Directions for this task:
Can the data below be echoed back word for word?

## Start Extracted entries

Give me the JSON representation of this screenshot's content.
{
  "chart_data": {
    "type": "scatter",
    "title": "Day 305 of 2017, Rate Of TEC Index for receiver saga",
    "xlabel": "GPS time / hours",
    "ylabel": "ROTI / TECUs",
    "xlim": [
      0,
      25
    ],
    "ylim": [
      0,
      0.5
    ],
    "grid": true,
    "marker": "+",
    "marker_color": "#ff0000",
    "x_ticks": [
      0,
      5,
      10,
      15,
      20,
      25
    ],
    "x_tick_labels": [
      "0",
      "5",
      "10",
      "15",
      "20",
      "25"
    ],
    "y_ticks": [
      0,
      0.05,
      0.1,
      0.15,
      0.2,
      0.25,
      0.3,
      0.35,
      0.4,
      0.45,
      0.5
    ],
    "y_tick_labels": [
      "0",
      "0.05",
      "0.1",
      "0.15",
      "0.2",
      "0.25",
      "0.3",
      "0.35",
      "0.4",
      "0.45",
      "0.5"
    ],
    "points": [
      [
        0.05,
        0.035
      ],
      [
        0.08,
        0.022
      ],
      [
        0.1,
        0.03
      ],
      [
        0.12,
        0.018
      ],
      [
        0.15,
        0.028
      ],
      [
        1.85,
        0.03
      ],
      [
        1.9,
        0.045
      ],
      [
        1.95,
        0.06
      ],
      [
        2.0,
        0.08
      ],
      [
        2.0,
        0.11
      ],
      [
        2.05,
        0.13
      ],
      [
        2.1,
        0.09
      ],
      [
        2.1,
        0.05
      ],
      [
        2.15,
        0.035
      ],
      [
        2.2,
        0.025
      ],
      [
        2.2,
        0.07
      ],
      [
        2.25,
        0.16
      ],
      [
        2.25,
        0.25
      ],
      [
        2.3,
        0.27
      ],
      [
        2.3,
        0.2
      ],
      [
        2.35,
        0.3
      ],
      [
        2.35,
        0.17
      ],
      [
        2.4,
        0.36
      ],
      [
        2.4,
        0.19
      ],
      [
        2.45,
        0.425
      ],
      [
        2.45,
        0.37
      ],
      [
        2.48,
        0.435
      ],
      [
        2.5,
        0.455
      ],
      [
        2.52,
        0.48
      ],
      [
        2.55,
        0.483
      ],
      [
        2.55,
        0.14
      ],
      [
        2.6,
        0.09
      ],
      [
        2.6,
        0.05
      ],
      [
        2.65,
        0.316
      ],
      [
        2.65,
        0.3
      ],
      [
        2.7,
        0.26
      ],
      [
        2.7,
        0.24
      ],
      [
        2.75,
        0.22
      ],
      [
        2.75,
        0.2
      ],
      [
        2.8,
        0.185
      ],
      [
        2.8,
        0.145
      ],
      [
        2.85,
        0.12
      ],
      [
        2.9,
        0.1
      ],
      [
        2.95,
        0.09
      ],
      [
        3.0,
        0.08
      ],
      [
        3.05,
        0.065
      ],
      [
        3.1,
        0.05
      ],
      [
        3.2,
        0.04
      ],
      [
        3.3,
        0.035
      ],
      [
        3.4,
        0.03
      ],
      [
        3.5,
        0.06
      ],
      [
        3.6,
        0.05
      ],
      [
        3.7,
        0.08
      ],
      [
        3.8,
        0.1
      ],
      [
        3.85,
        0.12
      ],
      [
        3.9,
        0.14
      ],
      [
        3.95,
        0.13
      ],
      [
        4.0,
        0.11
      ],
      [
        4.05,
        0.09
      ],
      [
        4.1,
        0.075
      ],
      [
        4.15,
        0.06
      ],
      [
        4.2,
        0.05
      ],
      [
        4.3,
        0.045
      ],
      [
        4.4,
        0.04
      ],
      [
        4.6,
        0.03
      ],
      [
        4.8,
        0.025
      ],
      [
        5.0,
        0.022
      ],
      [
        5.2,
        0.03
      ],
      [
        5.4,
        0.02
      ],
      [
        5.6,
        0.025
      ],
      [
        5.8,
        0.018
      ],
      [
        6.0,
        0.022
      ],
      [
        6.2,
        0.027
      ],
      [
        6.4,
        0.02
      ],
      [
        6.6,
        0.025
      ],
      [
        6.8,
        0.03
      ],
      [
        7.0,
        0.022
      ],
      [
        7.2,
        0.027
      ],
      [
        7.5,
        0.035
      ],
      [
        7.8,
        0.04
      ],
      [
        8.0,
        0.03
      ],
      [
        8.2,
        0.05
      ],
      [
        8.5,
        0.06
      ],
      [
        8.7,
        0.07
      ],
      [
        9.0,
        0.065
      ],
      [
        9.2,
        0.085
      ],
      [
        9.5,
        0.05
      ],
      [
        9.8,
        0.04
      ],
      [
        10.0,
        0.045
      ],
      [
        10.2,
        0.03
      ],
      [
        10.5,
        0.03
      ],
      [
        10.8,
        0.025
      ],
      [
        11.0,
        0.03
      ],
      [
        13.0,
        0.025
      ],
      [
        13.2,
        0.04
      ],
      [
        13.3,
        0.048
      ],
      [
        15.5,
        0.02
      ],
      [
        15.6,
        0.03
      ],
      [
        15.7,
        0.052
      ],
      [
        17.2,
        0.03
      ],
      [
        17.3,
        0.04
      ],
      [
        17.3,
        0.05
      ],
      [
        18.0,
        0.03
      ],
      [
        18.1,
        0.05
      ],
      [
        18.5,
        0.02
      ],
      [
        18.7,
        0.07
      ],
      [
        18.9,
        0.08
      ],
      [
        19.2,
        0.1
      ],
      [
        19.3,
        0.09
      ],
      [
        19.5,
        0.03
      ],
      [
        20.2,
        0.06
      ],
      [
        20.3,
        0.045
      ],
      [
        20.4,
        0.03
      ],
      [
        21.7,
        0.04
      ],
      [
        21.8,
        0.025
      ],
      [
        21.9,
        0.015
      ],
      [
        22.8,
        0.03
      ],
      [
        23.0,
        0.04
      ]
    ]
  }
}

## End Extracted entries

Answer for this exercise:
Give me the JSON representation of this screenshot's content.
{
  "chart_data": {
    "type": "scatter",
    "title": "Day 305 of 2017, Rate Of TEC Index for receiver saga",
    "xlabel": "GPS time / hours",
    "ylabel": "ROTI / TECUs",
    "xlim": [
      0,
      25
    ],
    "ylim": [
      0,
      0.5
    ],
    "grid": true,
    "marker": "+",
    "marker_color": "#ff0000",
    "x_ticks": [
      0,
      5,
      10,
      15,
      20,
      25
    ],
    "x_tick_labels": [
      "0",
      "5",
      "10",
      "15",
      "20",
      "25"
    ],
    "y_ticks": [
      0,
      0.05,
      0.1,
      0.15,
      0.2,
      0.25,
      0.3,
      0.35,
      0.4,
      0.45,
      0.5
    ],
    "y_tick_labels": [
      "0",
      "0.05",
      "0.1",
      "0.15",
      "0.2",
      "0.25",
      "0.3",
      "0.35",
      "0.4",
      "0.45",
      "0.5"
    ],
    "points": [
      [
        0.05,
        0.035
      ],
      [
        0.08,
        0.022
      ],
      [
        0.1,
        0.03
      ],
      [
        0.12,
        0.018
      ],
      [
        0.15,
        0.028
      ],
      [
        1.85,
        0.03
      ],
      [
        1.9,
        0.045
      ],
      [
        1.95,
        0.06
      ],
      [
        2.0,
        0.08
      ],
      [
        2.0,
        0.11
      ],
      [
        2.05,
        0.13
      ],
      [
        2.1,
        0.09
      ],
      [
        2.1,
        0.05
      ],
      [
        2.15,
        0.035
      ],
      [
        2.2,
        0.025
      ],
      [
        2.2,
        0.07
      ],
      [
        2.25,
        0.16
      ],
      [
        2.25,
        0.25
      ],
      [
        2.3,
        0.27
      ],
      [
        2.3,
        0.2
      ],
      [
        2.35,
        0.3
      ],
      [
        2.35,
        0.17
      ],
      [
        2.4,
        0.36
      ],
      [
        2.4,
        0.19
      ],
      [
        2.45,
        0.425
      ],
      [
        2.45,
        0.37
      ],
      [
        2.48,
        0.435
      ],
      [
        2.5,
        0.455
      ],
      [
        2.52,
        0.48
      ],
      [
        2.55,
        0.483
      ],
      [
        2.55,
        0.14
      ],
      [
        2.6,
        0.09
      ],
      [
        2.6,
        0.05
      ],
      [
        2.65,
        0.316
      ],
      [
        2.65,
        0.3
      ],
      [
        2.7,
        0.26
      ],
      [
        2.7,
        0.24
      ],
      [
        2.75,
        0.22
      ],
      [
        2.75,
        0.2
      ],
      [
        2.8,
        0.185
      ],
      [
        2.8,
        0.145
      ],
      [
        2.85,
        0.12
      ],
      [
        2.9,
        0.1
      ],
      [
        2.95,
        0.09
      ],
      [
        3.0,
        0.08
      ],
      [
        3.05,
        0.065
      ],
      [
        3.1,
        0.05
      ],
      [
        3.2,
        0.04
      ],
      [
        3.3,
        0.035
      ],
      [
        3.4,
        0.03
      ],
      [
        3.5,
        0.06
      ],
      [
        3.6,
        0.05
      ],
      [
        3.7,
        0.08
      ],
      [
        3.8,
        0.1
      ],
      [
        3.85,
        0.12
      ],
      [
        3.9,
        0.14
      ],
      [
        3.95,
        0.13
      ],
      [
        4.0,
        0.11
      ],
      [
        4.05,
        0.09
      ],
      [
        4.1,
        0.075
      ],
      [
        4.15,
        0.06
      ],
      [
        4.2,
        0.05
      ],
      [
        4.3,
        0.045
      ],
      [
        4.4,
        0.04
      ],
      [
        4.6,
        0.03
      ],
      [
        4.8,
        0.025
      ],
      [
        5.0,
        0.022
      ],
      [
        5.2,
        0.03
      ],
      [
        5.4,
        0.02
      ],
      [
        5.6,
        0.025
      ],
      [
        5.8,
        0.018
      ],
      [
        6.0,
        0.022
      ],
      [
        6.2,
        0.027
      ],
      [
        6.4,
        0.02
      ],
      [
        6.6,
        0.025
      ],
      [
        6.8,
        0.03
      ],
      [
        7.0,
        0.022
      ],
      [
        7.2,
        0.027
      ],
      [
        7.5,
        0.035
      ],
      [
        7.8,
        0.04
      ],
      [
        8.0,
        0.03
      ],
      [
        8.2,
        0.05
      ],
      [
        8.5,
        0.06
      ],
      [
        8.7,
        0.07
      ],
      [
        9.0,
        0.065
      ],
      [
        9.2,
        0.085
      ],
      [
        9.5,
        0.05
      ],
      [
        9.8,
        0.04
      ],
      [
        10.0,
        0.045
      ],
      [
        10.2,
        0.03
      ],
      [
        10.5,
        0.03
      ],
      [
        10.8,
        0.025
      ],
      [
        11.0,
        0.03
      ],
      [
        13.0,
        0.025
      ],
      [
        13.2,
        0.04
      ],
      [
        13.3,
        0.048
      ],
      [
        15.5,
        0.02
      ],
      [
        15.6,
        0.03
      ],
      [
        15.7,
        0.052
      ],
      [
        17.2,
        0.03
      ],
      [
        17.3,
        0.04
      ],
      [
        17.3,
        0.05
      ],
      [
        18.0,
        0.03
      ],
      [
        18.1,
        0.05
      ],
      [
        18.5,
        0.02
      ],
      [
        18.7,
        0.07
      ],
      [
        18.9,
        0.08
      ],
      [
        19.2,
        0.1
      ],
      [
        19.3,
        0.09
      ],
      [
        19.5,
        0.03
      ],
      [
        20.2,
        0.06
      ],
      [
        20.3,
        0.045
      ],
      [
        20.4,
        0.03
      ],
      [
        21.7,
        0.04
      ],
      [
        21.8,
        0.025
      ],
      [
        21.9,
        0.015
      ],
      [
        22.8,
        0.03
      ],
      [
        23.0,
        0.04
      ]
    ]
  }
}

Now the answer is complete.